**Requirement**. Leave out the pictures and repeat the rest of the material exactly.

**Records supplied**.
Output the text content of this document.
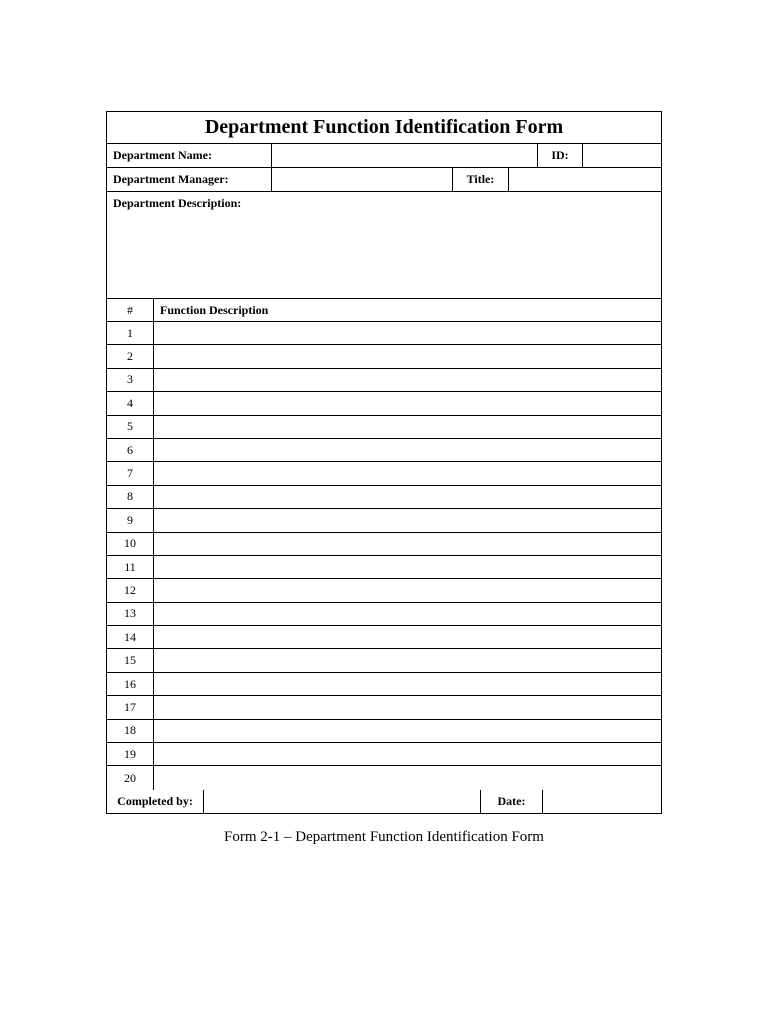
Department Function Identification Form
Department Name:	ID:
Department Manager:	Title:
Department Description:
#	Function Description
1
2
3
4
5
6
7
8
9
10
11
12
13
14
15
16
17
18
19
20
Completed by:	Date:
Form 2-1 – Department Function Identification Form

**Answer in full**.
Output the text content of this document.
Department Function Identification Form
Department Name:	ID:
Department Manager:	Title:
Department Description:
#	Function Description
1
2
3
4
5
6
7
8
9
10
11
12
13
14
15
16
17
18
19
20
Completed by:	Date:
Form 2-1 – Department Function Identification Form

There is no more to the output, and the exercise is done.